> _BRIEF_: Quote every line as given.

> _DATASET ROWS_:
+---+

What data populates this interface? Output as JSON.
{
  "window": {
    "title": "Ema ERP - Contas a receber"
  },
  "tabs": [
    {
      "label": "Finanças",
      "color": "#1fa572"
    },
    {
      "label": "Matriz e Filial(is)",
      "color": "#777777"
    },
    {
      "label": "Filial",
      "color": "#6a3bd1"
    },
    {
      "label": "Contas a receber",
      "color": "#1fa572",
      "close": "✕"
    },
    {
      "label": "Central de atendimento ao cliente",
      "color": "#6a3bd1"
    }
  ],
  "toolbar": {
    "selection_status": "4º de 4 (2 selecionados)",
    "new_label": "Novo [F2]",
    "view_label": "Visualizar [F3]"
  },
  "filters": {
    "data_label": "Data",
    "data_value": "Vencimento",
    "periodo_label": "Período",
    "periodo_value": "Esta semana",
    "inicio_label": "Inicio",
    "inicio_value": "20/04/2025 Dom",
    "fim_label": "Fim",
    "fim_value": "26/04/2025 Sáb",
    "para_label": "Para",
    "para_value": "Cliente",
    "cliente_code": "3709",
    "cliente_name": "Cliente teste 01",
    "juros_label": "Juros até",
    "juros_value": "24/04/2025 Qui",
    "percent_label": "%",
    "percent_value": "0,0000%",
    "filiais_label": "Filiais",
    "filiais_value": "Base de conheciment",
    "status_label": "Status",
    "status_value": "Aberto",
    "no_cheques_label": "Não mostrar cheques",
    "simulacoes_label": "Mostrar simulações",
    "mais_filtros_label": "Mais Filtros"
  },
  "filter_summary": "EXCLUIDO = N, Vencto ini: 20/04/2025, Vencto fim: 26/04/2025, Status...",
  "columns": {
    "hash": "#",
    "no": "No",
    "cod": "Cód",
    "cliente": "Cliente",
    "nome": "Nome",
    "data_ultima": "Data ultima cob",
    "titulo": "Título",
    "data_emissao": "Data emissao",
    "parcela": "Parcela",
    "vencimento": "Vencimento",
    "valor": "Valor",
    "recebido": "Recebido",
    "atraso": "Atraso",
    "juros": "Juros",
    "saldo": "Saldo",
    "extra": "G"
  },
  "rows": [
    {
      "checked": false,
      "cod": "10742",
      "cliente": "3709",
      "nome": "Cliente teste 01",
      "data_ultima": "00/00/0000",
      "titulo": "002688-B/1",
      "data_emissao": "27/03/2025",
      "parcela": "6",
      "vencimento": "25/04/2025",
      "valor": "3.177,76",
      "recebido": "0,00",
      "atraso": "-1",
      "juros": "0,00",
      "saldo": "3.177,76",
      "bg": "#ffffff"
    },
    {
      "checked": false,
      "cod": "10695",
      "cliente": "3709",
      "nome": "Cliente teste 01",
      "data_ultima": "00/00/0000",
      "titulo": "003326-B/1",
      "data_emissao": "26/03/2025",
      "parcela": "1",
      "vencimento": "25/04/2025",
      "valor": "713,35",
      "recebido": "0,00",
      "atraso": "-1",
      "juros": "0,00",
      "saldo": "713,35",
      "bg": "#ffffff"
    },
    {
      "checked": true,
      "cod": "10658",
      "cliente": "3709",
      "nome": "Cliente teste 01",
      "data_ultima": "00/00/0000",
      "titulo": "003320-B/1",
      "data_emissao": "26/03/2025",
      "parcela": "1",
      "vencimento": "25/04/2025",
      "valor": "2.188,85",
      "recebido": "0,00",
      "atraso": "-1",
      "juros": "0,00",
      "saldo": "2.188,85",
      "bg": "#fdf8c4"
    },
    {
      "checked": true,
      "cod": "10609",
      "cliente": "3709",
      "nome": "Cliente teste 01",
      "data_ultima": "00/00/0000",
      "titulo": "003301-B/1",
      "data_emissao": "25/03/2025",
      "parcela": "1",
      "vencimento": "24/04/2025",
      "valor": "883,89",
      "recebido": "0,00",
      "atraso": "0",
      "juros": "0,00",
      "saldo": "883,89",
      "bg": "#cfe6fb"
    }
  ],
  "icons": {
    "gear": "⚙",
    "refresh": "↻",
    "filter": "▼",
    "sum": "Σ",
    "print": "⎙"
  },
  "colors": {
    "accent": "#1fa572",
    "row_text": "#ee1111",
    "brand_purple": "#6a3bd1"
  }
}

+---+

> _ANSWER TO THIS PROBLEM_:
What data populates this interface? Output as JSON.
{
  "window": {
    "title": "Ema ERP - Contas a receber"
  },
  "tabs": [
    {
      "label": "Finanças",
      "color": "#1fa572"
    },
    {
      "label": "Matriz e Filial(is)",
      "color": "#777777"
    },
    {
      "label": "Filial",
      "color": "#6a3bd1"
    },
    {
      "label": "Contas a receber",
      "color": "#1fa572",
      "close": "✕"
    },
    {
      "label": "Central de atendimento ao cliente",
      "color": "#6a3bd1"
    }
  ],
  "toolbar": {
    "selection_status": "4º de 4 (2 selecionados)",
    "new_label": "Novo [F2]",
    "view_label": "Visualizar [F3]"
  },
  "filters": {
    "data_label": "Data",
    "data_value": "Vencimento",
    "periodo_label": "Período",
    "periodo_value": "Esta semana",
    "inicio_label": "Inicio",
    "inicio_value": "20/04/2025 Dom",
    "fim_label": "Fim",
    "fim_value": "26/04/2025 Sáb",
    "para_label": "Para",
    "para_value": "Cliente",
    "cliente_code": "3709",
    "cliente_name": "Cliente teste 01",
    "juros_label": "Juros até",
    "juros_value": "24/04/2025 Qui",
    "percent_label": "%",
    "percent_value": "0,0000%",
    "filiais_label": "Filiais",
    "filiais_value": "Base de conheciment",
    "status_label": "Status",
    "status_value": "Aberto",
    "no_cheques_label": "Não mostrar cheques",
    "simulacoes_label": "Mostrar simulações",
    "mais_filtros_label": "Mais Filtros"
  },
  "filter_summary": "EXCLUIDO = N, Vencto ini: 20/04/2025, Vencto fim: 26/04/2025, Status...",
  "columns": {
    "hash": "#",
    "no": "No",
    "cod": "Cód",
    "cliente": "Cliente",
    "nome": "Nome",
    "data_ultima": "Data ultima cob",
    "titulo": "Título",
    "data_emissao": "Data emissao",
    "parcela": "Parcela",
    "vencimento": "Vencimento",
    "valor": "Valor",
    "recebido": "Recebido",
    "atraso": "Atraso",
    "juros": "Juros",
    "saldo": "Saldo",
    "extra": "G"
  },
  "rows": [
    {
      "checked": false,
      "cod": "10742",
      "cliente": "3709",
      "nome": "Cliente teste 01",
      "data_ultima": "00/00/0000",
      "titulo": "002688-B/1",
      "data_emissao": "27/03/2025",
      "parcela": "6",
      "vencimento": "25/04/2025",
      "valor": "3.177,76",
      "recebido": "0,00",
      "atraso": "-1",
      "juros": "0,00",
      "saldo": "3.177,76",
      "bg": "#ffffff"
    },
    {
      "checked": false,
      "cod": "10695",
      "cliente": "3709",
      "nome": "Cliente teste 01",
      "data_ultima": "00/00/0000",
      "titulo": "003326-B/1",
      "data_emissao": "26/03/2025",
      "parcela": "1",
      "vencimento": "25/04/2025",
      "valor": "713,35",
      "recebido": "0,00",
      "atraso": "-1",
      "juros": "0,00",
      "saldo": "713,35",
      "bg": "#ffffff"
    },
    {
      "checked": true,
      "cod": "10658",
      "cliente": "3709",
      "nome": "Cliente teste 01",
      "data_ultima": "00/00/0000",
      "titulo": "003320-B/1",
      "data_emissao": "26/03/2025",
      "parcela": "1",
      "vencimento": "25/04/2025",
      "valor": "2.188,85",
      "recebido": "0,00",
      "atraso": "-1",
      "juros": "0,00",
      "saldo": "2.188,85",
      "bg": "#fdf8c4"
    },
    {
      "checked": true,
      "cod": "10609",
      "cliente": "3709",
      "nome": "Cliente teste 01",
      "data_ultima": "00/00/0000",
      "titulo": "003301-B/1",
      "data_emissao": "25/03/2025",
      "parcela": "1",
      "vencimento": "24/04/2025",
      "valor": "883,89",
      "recebido": "0,00",
      "atraso": "0",
      "juros": "0,00",
      "saldo": "883,89",
      "bg": "#cfe6fb"
    }
  ],
  "icons": {
    "gear": "⚙",
    "refresh": "↻",
    "filter": "▼",
    "sum": "Σ",
    "print": "⎙"
  },
  "colors": {
    "accent": "#1fa572",
    "row_text": "#ee1111",
    "brand_purple": "#6a3bd1"
  }
}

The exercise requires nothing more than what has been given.